Indexing
Indexing
Hudi provides efficient upserts, by mapping a given hoodie key (record key + partition path) consistently to a file id, via an indexing mechanism. This mapping between record key and file group/file id, never changes once the first version of a record has been written to a file. In short, the mapped file group contains all versions of a group of records.
For Copy-On-Write tables, this enables fast upsert/delete operations, by avoiding the need to join against the entire dataset to determine which files to rewrite. For Merge-On-Read tables, this design allows Hudi to bound the amount of records any given base file needs to be merged against. Specifically, a given base file needs to merged only against updates for records that are part of that base file. In contrast, designs without an indexing component (e.g: Apache Hive ACID), could end up having to merge all the base files against all incoming updates/delete records:
Figure: Comparison of merge cost for updates (dark blue blocks) against base files (light blue blocks)
Index Types in Hudi
Currently, Hudi supports the following index types. Default is SIMPLE on Spark engine, and INMEMORY on Flink and Java engines.
- BLOOM: Employs bloom filters built out of the record keys, optionally also pruning candidate files using record key ranges.Key uniqueness is enforced inside partitions.
- GLOBAL_BLOOM: Employs bloom filters built out of the record keys, optionally also pruning candidate files using record key ranges. Key uniqueness is enforced across all partitions in the table.
- SIMPLE (default for Spark engines): Default index type for spark engine. Performs a lean join of the incoming records against keys extracted from the table on storage. Key uniqueness is enforced inside partitions.
- GLOBAL_SIMPLE: Performs a lean join of the incoming records against keys extracted from the table on storage. Key uniqueness is enforced across all partitions in the table.
- HBASE: Manages the index mapping in an external Apache HBase table.
- INMEMORY (default for Flink and Java): Uses in-memory hashmap in Spark and Java engine and Flink in-memory state in Flink for indexing.
- BUCKET: Employs bucket hashing to locates the file group containing the records. Particularly beneficial in
large scale. Use
hoodie.index.bucket.engine
to choose bucket engine type, i.e., how buckets are generated;SIMPLE(default)

Boxed element entries:

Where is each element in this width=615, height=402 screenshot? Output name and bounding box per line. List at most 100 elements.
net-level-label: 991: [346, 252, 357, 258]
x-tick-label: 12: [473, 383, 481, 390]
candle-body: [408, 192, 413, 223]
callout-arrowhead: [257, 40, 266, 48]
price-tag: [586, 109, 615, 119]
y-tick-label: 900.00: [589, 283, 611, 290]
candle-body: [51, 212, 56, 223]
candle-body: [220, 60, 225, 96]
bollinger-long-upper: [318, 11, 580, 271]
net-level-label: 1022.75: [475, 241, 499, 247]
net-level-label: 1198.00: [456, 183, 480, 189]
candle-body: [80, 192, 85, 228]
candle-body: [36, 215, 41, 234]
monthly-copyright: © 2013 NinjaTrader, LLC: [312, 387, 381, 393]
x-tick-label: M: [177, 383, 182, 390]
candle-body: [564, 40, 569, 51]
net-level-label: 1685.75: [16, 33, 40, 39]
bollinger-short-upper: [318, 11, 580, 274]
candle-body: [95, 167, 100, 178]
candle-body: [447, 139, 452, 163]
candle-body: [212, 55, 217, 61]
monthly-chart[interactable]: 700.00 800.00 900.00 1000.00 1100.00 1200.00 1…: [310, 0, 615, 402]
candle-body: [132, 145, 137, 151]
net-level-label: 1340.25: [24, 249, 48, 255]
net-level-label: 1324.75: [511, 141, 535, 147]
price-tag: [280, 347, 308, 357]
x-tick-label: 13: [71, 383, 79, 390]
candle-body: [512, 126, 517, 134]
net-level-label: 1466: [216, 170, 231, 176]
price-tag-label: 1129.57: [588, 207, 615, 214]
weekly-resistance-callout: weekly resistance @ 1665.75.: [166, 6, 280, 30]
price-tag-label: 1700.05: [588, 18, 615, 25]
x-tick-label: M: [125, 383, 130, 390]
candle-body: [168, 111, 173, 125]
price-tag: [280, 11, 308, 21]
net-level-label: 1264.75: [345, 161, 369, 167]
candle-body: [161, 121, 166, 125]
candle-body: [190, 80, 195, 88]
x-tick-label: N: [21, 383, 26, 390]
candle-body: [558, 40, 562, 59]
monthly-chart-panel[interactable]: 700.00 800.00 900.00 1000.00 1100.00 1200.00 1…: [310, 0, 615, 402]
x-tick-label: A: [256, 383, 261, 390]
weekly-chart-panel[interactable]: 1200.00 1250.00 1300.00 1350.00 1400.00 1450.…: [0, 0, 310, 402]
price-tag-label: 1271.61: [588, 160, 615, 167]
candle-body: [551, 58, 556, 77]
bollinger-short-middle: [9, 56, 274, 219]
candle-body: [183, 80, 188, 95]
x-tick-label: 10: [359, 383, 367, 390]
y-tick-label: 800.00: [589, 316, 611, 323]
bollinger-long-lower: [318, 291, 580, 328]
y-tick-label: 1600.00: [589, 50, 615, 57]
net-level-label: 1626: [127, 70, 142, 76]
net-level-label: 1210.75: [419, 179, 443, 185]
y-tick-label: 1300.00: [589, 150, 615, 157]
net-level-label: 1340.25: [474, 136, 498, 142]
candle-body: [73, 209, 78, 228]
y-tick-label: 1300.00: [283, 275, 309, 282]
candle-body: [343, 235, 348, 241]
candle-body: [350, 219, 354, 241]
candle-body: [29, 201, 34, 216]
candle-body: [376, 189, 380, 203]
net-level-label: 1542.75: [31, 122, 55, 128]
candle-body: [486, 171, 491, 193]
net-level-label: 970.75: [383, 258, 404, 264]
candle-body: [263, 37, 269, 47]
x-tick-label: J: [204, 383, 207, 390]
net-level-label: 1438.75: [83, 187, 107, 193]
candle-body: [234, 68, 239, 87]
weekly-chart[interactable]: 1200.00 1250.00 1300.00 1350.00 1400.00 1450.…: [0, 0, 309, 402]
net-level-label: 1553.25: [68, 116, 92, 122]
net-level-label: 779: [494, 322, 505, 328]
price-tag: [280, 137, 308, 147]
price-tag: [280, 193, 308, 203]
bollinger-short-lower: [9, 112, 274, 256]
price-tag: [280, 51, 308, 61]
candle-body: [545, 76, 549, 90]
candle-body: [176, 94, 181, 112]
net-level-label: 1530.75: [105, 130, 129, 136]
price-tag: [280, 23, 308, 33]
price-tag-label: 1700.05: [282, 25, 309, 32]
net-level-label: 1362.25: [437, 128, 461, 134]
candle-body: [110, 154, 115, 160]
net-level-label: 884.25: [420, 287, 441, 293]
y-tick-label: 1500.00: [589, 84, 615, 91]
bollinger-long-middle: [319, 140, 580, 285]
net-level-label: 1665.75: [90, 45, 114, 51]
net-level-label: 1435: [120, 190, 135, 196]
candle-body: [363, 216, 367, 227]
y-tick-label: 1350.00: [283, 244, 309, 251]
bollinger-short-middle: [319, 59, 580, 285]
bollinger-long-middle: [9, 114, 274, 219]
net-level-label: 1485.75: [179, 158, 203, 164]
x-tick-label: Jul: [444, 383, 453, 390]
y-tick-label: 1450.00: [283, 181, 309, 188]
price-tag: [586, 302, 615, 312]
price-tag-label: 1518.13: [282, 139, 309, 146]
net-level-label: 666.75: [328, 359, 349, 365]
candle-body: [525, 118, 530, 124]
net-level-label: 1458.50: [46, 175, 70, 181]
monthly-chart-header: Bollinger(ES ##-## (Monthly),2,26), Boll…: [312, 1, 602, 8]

Stated exercise 1: According to the Hudi indexing text, which index type is the default on the Flink and Java engines?
Stated exercise 2: Shorten the paragraph of the Hudi indexing text that begins "Hudi provides efficient upserts", keeping its main facts.
Stated exercise 3: Carry on the Hudi indexing text from the point where it stops.
This data has nothing to do with the Hudi indexing text.

Final result 1: INMEMORY

Final result 2: Hudi makes upserts efficient by using an index to map each hoodie key (record key plus partition path) to a file id. Once the first version of a record is written, this mapping never changes, so the mapped file group holds all versions of its records.

Final result 3:
: Uses a fixed number of buckets for file groups per partition which cannot shrink or expand. This works for both COW and MOR tables. Since the num of buckets cannot be changed and design of one-on-one mapping between buckets and file groups, this index might not suit well for highly skewed partitions.CONSISTENT_HASHING
: Supports dynamic number of buckets with bucket resizing to properly size each bucket. This solves potential data skew problem where partitions with high volume of data can be dynamically resized to have multiple buckets that are reasonably sized in contrast to the fixed number of buckets per partition in SIMPLE bucket engine type. This only works with MOR tables.
- RECORD_INDEX: Index which saves the record key to location mappings in the HUDI Metadata Table. Record index is a global index, enforcing key uniqueness across all partitions in the table. Supports sharding to achieve very high scale.
- Bring your own implementation: You can extend this public API to implement custom indexing.
Writers can pick one of these options using hoodie.index.type
config option. Additionally, a custom index implementation can also be employed
using hoodie.index.class
and supplying a subclass of SparkHoodieIndex
(for Apache Spark writers)
Global and Non-Global Indexes
Another key aspect worth understanding is the difference between global and non-global indexes. Both bloom and simple index have
global options - hoodie.index.type=GLOBAL_BLOOM
and hoodie.index.type=GLOBAL_SIMPLE
- respectively. Record index and
HBase index are by nature a global index.
- Global index: Global indexes enforce uniqueness of keys across all partitions of a table i.e guarantees that exactly
one record exists in the table for a given record key. Global indexes offer stronger guarantees, but the update/delete
cost can still grow with size of the table
O(size of table)
, since the record could belong to any partition in storage. In case of non-global index, lookup involves file groups only for the matching partitions from the incoming records and so its not impacted by the total size of the table. These global indexes(GLOBAL_SIMPLE or GLOBAL_BLOOM), might be acceptable for decent sized tables, but for large tables, a newly added index (0.14.0) called Record Level Index (RLI), can offer pretty good index lookup performance compared to other global indices(GLOBAL_SIMPLE or GLOBAL_BLOOM) or Hbase and also avoids the operational overhead of maintaining external systems. - Non Global index: On the other hand, the default index implementations enforce this constraint only within a specific partition.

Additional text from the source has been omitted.